### TASKS TO CARRY OUT
a – In the editorial on environmental regulations, how many people died in New York City during the 1966 Thanksgiving smog event?
b – Copy out the part of the editorial on environmental regulations that opens with the words containing "5. In Escambia" and closes with "it in incinerators.", swapping "mullet" for "oysters".

Las Vegas Sun

March 28, 2024

EDITORIAL:

Environmental regulations weren’t created without cause

So, Donald Trump supporters, you say you’re all for dialing back environmental regulations and taking us back to the good ol’ days before those frumps at the Environmental Protection Agency started sticking their noses into everything.

OK, so let’s explore that notion. Join us on a trip to the 1960s and early 1970s with this true-or-false test about the Clean Water Act, which turns 45 this year, and the Clean Air Act, which is 2 years older.

1. When oil and debris floating in the Cuyahoga River caught fire in Cleveland in 1969, the incident became a key chapter in the EPA’s origin story. But the river had caught fire at least 12 times previously.

2. Time magazine reported that at the time of the fire, there were no signs of life in the lower Cuyahoga, even lower forms like sludge worms and leeches that normally thrive on wastes.

3. Two-thirds of U.S. waterways were deemed unsafe for fishing and swimming at the time the Clean Water Act was passed.

4. In addition to the Cuyahoga, rivers had caught fire in Baltimore, Detroit, Buffalo, Philadelphia and elsewhere.

5. In Escambia Bay, in the Florida Panhandle, polychlorinated biphenyl dumping was so bad that the chemical, classified as a probable human carcinogen, can still be found in mullet and crabs in the bay five decades later.

6. Because of concerns over PCB dumping, fishing was banned for years on a 20-mile segment of the Hudson River. The river also had been polluted by sewage discharges, urban runoff, heavy metals, pesticides and more.

7. In the 1960s, New York City was disposing of a third of its trash by burning it in incinerators.

8. The widespread use of DDT had an unintended consequence: It worked its way through the food chain to the point that bald eagles were ingesting it. The birds with DDT in their systems produced eggs with thin shells that broke before hatching. By the mid-1960s, it was estimated that fewer than 500 nesting pairs of bald eagles remained.

9. Over three days during the Thanksgiving holiday in 1966, 170 people died in New York City during a severe smog event. Smog was a chronic problem in metro areas across the U.S.

Collected data entries
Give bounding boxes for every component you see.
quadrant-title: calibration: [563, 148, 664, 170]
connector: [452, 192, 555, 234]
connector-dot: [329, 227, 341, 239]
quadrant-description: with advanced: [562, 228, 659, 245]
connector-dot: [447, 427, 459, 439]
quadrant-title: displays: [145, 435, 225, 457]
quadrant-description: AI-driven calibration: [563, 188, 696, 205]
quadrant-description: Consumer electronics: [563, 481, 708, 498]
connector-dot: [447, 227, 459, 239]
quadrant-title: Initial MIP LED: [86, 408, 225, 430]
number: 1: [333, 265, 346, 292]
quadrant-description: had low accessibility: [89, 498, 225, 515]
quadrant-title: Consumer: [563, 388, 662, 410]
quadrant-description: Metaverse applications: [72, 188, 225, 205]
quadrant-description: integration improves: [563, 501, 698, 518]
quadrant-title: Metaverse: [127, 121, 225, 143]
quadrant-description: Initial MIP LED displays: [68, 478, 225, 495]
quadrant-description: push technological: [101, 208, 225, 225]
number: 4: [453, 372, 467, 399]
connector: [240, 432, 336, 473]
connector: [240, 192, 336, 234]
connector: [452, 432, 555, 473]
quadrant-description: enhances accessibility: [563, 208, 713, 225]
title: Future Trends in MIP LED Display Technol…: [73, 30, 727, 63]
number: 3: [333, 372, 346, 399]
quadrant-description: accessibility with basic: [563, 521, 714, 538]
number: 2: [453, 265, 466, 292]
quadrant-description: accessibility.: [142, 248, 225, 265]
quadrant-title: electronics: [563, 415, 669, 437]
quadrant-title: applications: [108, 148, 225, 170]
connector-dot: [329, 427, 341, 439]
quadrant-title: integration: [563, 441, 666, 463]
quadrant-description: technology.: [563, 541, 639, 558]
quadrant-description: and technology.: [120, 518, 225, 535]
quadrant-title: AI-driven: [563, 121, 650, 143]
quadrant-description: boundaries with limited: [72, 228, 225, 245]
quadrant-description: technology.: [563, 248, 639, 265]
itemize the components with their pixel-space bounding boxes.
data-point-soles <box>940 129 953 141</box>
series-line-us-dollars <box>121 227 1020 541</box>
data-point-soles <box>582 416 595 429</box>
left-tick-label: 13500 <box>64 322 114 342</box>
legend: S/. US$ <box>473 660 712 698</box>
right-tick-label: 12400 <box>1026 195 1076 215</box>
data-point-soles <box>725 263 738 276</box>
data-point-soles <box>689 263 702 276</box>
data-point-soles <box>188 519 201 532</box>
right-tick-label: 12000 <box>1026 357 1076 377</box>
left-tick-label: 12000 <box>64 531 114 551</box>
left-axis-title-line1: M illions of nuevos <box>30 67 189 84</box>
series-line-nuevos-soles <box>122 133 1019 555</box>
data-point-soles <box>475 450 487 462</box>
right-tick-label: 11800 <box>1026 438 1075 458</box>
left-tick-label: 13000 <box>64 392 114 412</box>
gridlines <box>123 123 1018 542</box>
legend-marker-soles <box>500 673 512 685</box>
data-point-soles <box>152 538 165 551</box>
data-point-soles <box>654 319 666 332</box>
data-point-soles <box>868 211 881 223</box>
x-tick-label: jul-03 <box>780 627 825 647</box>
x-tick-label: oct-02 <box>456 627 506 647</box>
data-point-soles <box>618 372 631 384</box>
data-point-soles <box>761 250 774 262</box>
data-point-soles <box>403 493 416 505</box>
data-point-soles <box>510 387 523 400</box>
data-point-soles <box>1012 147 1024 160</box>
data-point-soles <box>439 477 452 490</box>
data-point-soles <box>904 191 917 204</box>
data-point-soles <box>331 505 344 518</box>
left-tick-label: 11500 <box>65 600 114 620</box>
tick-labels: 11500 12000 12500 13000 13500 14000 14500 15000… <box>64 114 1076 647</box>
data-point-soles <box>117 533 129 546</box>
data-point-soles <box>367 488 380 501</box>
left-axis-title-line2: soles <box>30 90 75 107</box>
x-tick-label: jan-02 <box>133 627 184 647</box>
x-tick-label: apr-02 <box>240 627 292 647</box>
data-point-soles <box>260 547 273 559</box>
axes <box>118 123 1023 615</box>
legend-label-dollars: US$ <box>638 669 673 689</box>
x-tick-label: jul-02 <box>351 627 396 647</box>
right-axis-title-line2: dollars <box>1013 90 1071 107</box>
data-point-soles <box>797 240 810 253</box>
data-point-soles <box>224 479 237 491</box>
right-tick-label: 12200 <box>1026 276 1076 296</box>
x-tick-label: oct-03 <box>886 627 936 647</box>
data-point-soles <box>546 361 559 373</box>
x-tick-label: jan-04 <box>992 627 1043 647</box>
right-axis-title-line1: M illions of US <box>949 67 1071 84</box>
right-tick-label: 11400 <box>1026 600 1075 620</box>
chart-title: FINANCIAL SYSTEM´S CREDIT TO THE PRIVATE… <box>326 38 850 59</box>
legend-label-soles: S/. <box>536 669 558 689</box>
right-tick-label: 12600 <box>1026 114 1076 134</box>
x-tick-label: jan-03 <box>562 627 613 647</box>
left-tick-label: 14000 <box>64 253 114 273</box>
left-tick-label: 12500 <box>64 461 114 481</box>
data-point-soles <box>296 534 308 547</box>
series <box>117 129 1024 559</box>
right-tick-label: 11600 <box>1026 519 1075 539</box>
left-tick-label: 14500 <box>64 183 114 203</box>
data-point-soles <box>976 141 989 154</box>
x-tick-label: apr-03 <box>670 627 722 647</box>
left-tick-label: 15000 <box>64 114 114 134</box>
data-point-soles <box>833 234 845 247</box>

### TASK-BY-TASK ANSWERS
a – 170 people died.

b –
5. In Escambia Bay, in the Florida Panhandle, polychlorinated biphenyl dumping was so bad that the chemical, classified as a probable human carcinogen, can still be found in oysters and crabs in the bay five decades later.

6. Because of concerns over PCB dumping, fishing was banned for years on a 20-mile segment of the Hudson River. The river also had been polluted by sewage discharges, urban runoff, heavy metals, pesticides and more.

7. In the 1960s, New York City was disposing of a third of its trash by burning it in incinerators.